[Start SOURCE DATA]
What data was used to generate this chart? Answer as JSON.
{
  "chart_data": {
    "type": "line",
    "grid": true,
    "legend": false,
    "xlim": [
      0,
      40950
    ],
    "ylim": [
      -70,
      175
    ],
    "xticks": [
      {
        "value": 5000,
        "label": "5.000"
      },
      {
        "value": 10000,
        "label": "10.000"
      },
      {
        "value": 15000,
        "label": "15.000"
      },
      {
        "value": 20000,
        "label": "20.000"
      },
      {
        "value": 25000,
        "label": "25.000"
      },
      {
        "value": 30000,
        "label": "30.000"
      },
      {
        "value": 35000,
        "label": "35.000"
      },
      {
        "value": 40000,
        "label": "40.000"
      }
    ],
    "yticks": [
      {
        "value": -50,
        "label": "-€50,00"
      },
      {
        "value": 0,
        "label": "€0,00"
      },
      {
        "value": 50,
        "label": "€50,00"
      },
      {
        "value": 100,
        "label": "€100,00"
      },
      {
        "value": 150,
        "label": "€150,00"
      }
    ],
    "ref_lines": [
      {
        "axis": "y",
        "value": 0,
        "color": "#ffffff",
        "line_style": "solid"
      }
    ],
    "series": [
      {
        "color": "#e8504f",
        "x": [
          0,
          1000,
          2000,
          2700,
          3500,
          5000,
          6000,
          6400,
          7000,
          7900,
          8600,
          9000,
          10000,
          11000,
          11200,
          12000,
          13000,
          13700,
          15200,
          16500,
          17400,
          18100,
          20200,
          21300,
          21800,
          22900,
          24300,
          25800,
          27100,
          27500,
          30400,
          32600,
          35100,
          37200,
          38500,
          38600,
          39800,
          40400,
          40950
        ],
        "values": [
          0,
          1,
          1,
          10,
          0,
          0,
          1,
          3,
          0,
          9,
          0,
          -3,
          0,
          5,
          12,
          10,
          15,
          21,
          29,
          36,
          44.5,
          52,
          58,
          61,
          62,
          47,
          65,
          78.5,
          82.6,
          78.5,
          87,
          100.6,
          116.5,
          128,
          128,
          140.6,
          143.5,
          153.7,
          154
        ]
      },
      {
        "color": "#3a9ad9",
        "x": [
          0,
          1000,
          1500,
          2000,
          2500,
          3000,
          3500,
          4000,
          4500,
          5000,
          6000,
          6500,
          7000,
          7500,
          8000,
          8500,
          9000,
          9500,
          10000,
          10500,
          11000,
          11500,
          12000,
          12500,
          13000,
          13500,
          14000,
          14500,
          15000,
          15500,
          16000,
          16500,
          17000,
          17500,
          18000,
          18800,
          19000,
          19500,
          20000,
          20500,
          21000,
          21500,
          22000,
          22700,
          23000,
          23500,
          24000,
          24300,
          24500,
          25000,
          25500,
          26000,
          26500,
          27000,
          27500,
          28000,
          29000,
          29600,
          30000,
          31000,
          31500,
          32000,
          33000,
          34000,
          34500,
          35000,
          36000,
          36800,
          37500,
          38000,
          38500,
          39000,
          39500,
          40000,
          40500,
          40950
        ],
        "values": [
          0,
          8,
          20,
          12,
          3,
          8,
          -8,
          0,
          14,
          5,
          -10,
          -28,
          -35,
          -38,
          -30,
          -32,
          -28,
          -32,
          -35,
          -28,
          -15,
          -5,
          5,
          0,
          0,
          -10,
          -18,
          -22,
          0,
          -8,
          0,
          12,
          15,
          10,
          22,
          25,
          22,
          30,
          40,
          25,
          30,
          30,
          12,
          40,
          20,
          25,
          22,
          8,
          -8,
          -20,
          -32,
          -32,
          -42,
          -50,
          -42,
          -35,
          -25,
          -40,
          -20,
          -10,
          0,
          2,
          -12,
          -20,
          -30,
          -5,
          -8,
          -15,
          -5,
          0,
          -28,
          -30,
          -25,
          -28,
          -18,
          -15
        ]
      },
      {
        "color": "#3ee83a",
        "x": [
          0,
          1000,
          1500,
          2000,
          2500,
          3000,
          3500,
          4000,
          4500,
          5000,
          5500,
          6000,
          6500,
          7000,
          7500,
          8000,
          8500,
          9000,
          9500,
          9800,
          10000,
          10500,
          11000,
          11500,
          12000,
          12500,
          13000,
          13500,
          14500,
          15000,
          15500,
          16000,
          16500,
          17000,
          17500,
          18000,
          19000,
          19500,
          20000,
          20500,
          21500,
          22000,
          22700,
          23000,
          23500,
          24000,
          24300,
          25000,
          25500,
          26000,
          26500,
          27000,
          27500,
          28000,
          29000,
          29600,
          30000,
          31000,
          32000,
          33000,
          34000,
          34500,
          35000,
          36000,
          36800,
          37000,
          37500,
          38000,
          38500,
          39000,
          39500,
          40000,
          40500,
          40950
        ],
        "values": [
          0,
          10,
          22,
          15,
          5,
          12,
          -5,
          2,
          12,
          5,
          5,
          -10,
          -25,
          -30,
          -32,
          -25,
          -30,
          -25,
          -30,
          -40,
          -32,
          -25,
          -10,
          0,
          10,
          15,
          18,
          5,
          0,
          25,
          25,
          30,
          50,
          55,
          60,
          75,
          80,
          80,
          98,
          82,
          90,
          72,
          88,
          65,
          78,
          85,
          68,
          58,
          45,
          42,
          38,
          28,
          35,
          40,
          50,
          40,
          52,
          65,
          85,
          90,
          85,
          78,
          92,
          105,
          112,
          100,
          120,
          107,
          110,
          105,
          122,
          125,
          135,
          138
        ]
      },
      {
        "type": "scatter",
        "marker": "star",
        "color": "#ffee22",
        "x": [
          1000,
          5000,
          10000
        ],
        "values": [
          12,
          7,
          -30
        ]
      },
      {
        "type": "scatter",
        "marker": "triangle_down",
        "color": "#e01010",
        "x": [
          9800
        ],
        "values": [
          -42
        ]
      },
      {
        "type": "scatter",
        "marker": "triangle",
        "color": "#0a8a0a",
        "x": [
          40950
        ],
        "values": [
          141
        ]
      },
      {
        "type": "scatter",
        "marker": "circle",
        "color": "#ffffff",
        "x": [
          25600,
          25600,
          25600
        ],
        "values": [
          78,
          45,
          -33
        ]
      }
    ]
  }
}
[End SOURCE DATA]
■ THE TASK: Without leaving anything out, give the entries again exactly.

■ COMPLETE ANSWER:
What data was used to generate this chart? Answer as JSON.
{
  "chart_data": {
    "type": "line",
    "grid": true,
    "legend": false,
    "xlim": [
      0,
      40950
    ],
    "ylim": [
      -70,
      175
    ],
    "xticks": [
      {
        "value": 5000,
        "label": "5.000"
      },
      {
        "value": 10000,
        "label": "10.000"
      },
      {
        "value": 15000,
        "label": "15.000"
      },
      {
        "value": 20000,
        "label": "20.000"
      },
      {
        "value": 25000,
        "label": "25.000"
      },
      {
        "value": 30000,
        "label": "30.000"
      },
      {
        "value": 35000,
        "label": "35.000"
      },
      {
        "value": 40000,
        "label": "40.000"
      }
    ],
    "yticks": [
      {
        "value": -50,
        "label": "-€50,00"
      },
      {
        "value": 0,
        "label": "€0,00"
      },
      {
        "value": 50,
        "label": "€50,00"
      },
      {
        "value": 100,
        "label": "€100,00"
      },
      {
        "value": 150,
        "label": "€150,00"
      }
    ],
    "ref_lines": [
      {
        "axis": "y",
        "value": 0,
        "color": "#ffffff",
        "line_style": "solid"
      }
    ],
    "series": [
      {
        "color": "#e8504f",
        "x": [
          0,
          1000,
          2000,
          2700,
          3500,
          5000,
          6000,
          6400,
          7000,
          7900,
          8600,
          9000,
          10000,
          11000,
          11200,
          12000,
          13000,
          13700,
          15200,
          16500,
          17400,
          18100,
          20200,
          21300,
          21800,
          22900,
          24300,
          25800,
          27100,
          27500,
          30400,
          32600,
          35100,
          37200,
          38500,
          38600,
          39800,
          40400,
          40950
        ],
        "values": [
          0,
          1,
          1,
          10,
          0,
          0,
          1,
          3,
          0,
          9,
          0,
          -3,
          0,
          5,
          12,
          10,
          15,
          21,
          29,
          36,
          44.5,
          52,
          58,
          61,
          62,
          47,
          65,
          78.5,
          82.6,
          78.5,
          87,
          100.6,
          116.5,
          128,
          128,
          140.6,
          143.5,
          153.7,
          154
        ]
      },
      {
        "color": "#3a9ad9",
        "x": [
          0,
          1000,
          1500,
          2000,
          2500,
          3000,
          3500,
          4000,
          4500,
          5000,
          6000,
          6500,
          7000,
          7500,
          8000,
          8500,
          9000,
          9500,
          10000,
          10500,
          11000,
          11500,
          12000,
          12500,
          13000,
          13500,
          14000,
          14500,
          15000,
          15500,
          16000,
          16500,
          17000,
          17500,
          18000,
          18800,
          19000,
          19500,
          20000,
          20500,
          21000,
          21500,
          22000,
          22700,
          23000,
          23500,
          24000,
          24300,
          24500,
          25000,
          25500,
          26000,
          26500,
          27000,
          27500,
          28000,
          29000,
          29600,
          30000,
          31000,
          31500,
          32000,
          33000,
          34000,
          34500,
          35000,
          36000,
          36800,
          37500,
          38000,
          38500,
          39000,
          39500,
          40000,
          40500,
          40950
        ],
        "values": [
          0,
          8,
          20,
          12,
          3,
          8,
          -8,
          0,
          14,
          5,
          -10,
          -28,
          -35,
          -38,
          -30,
          -32,
          -28,
          -32,
          -35,
          -28,
          -15,
          -5,
          5,
          0,
          0,
          -10,
          -18,
          -22,
          0,
          -8,
          0,
          12,
          15,
          10,
          22,
          25,
          22,
          30,
          40,
          25,
          30,
          30,
          12,
          40,
          20,
          25,
          22,
          8,
          -8,
          -20,
          -32,
          -32,
          -42,
          -50,
          -42,
          -35,
          -25,
          -40,
          -20,
          -10,
          0,
          2,
          -12,
          -20,
          -30,
          -5,
          -8,
          -15,
          -5,
          0,
          -28,
          -30,
          -25,
          -28,
          -18,
          -15
        ]
      },
      {
        "color": "#3ee83a",
        "x": [
          0,
          1000,
          1500,
          2000,
          2500,
          3000,
          3500,
          4000,
          4500,
          5000,
          5500,
          6000,
          6500,
          7000,
          7500,
          8000,
          8500,
          9000,
          9500,
          9800,
          10000,
          10500,
          11000,
          11500,
          12000,
          12500,
          13000,
          13500,
          14500,
          15000,
          15500,
          16000,
          16500,
          17000,
          17500,
          18000,
          19000,
          19500,
          20000,
          20500,
          21500,
          22000,
          22700,
          23000,
          23500,
          24000,
          24300,
          25000,
          25500,
          26000,
          26500,
          27000,
          27500,
          28000,
          29000,
          29600,
          30000,
          31000,
          32000,
          33000,
          34000,
          34500,
          35000,
          36000,
          36800,
          37000,
          37500,
          38000,
          38500,
          39000,
          39500,
          40000,
          40500,
          40950
        ],
        "values": [
          0,
          10,
          22,
          15,
          5,
          12,
          -5,
          2,
          12,
          5,
          5,
          -10,
          -25,
          -30,
          -32,
          -25,
          -30,
          -25,
          -30,
          -40,
          -32,
          -25,
          -10,
          0,
          10,
          15,
          18,
          5,
          0,
          25,
          25,
          30,
          50,
          55,
          60,
          75,
          80,
          80,
          98,
          82,
          90,
          72,
          88,
          65,
          78,
          85,
          68,
          58,
          45,
          42,
          38,
          28,
          35,
          40,
          50,
          40,
          52,
          65,
          85,
          90,
          85,
          78,
          92,
          105,
          112,
          100,
          120,
          107,
          110,
          105,
          122,
          125,
          135,
          138
        ]
      },
      {
        "type": "scatter",
        "marker": "star",
        "color": "#ffee22",
        "x": [
          1000,
          5000,
          10000
        ],
        "values": [
          12,
          7,
          -30
        ]
      },
      {
        "type": "scatter",
        "marker": "triangle_down",
        "color": "#e01010",
        "x": [
          9800
        ],
        "values": [
          -42
        ]
      },
      {
        "type": "scatter",
        "marker": "triangle",
        "color": "#0a8a0a",
        "x": [
          40950
        ],
        "values": [
          141
        ]
      },
      {
        "type": "scatter",
        "marker": "circle",
        "color": "#ffffff",
        "x": [
          25600,
          25600,
          25600
        ],
        "values": [
          78,
          45,
          -33
        ]
      }
    ]
  }
}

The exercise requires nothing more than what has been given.